## To do
Identify and reproduce every line holding the string "personas".

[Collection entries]
------
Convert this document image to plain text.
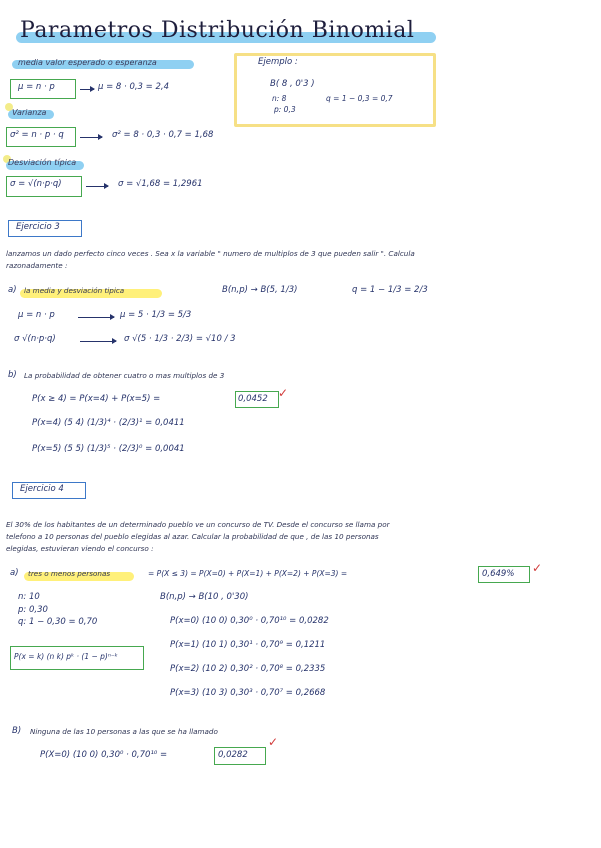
Parametros Distribución Binomial
media valor esperado o esperanza
μ = n · p	μ = 8 · 0,3 = 2,4
Varianza
σ² = n · p · q	σ² = 8 · 0,3 · 0,7 = 1,68
Desviación típica
σ = √(n·p·q)	σ = √1,68 = 1,2961
Ejemplo :
B( 8 , 0'3 )
n: 8	q = 1 − 0,3 = 0,7
p: 0,3
Ejercicio 3
lanzamos un dado perfecto cinco veces . Sea x la variable " numero de multiplos de 3 que pueden salir ". Calcula
razonadamente :
a) la media y desviación tipica	B(n,p) → B(5, 1/3)	q = 1 − 1/3 = 2/3
μ = n · p	μ = 5 · 1/3 = 5/3
σ √(n·p·q)	σ √(5 · 1/3 · 2/3) = √10 / 3
b) La probabilidad de obtener cuatro o mas multiplos de 3
P(x ≥ 4) = P(x=4) + P(x=5) =	0,0452
P(x=4) (5 4) (1/3)⁴ · (2/3)¹ = 0,0411
P(x=5) (5 5) (1/3)⁵ · (2/3)⁰ = 0,0041
Ejercicio 4
El 30% de los habitantes de un determinado pueblo ve un concurso de TV. Desde el concurso se llama por
telefono a 10 personas del pueblo elegidas al azar. Calcular la probabilidad de que , de las 10 personas
elegidas, estuvieran viendo el concurso :
a) tres o menos personas	= P(X ≤ 3) = P(X=0) + P(X=1) + P(X=2) + P(X=3) =	0,649%
n: 10
p: 0,30
q: 1 − 0,30 = 0,70
P(x = k) (n k) pᵏ · (1 − p)ⁿ⁻ᵏ
B(n,p) → B(10 , 0'30)
P(x=0) (10 0) 0,30⁰ · 0,70¹⁰ = 0,0282
P(x=1) (10 1) 0,30¹ · 0,70⁹ = 0,1211
P(x=2) (10 2) 0,30² · 0,70⁸ = 0,2335
P(x=3) (10 3) 0,30³ · 0,70⁷ = 0,2668
B) Ninguna de las 10 personas a las que se ha llamado
P(X=0) (10 0) 0,30⁰ · 0,70¹⁰ =	0,0282
✓
✓
✓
------
## Response to this exercise
telefono a 10 personas del pueblo elegidas al azar. Calcular la probabilidad de que , de las 10 personas
a) tres o menos personas	= P(X ≤ 3) = P(X=0) + P(X=1) + P(X=2) + P(X=3) =	0,649%
B) Ninguna de las 10 personas a las que se ha llamado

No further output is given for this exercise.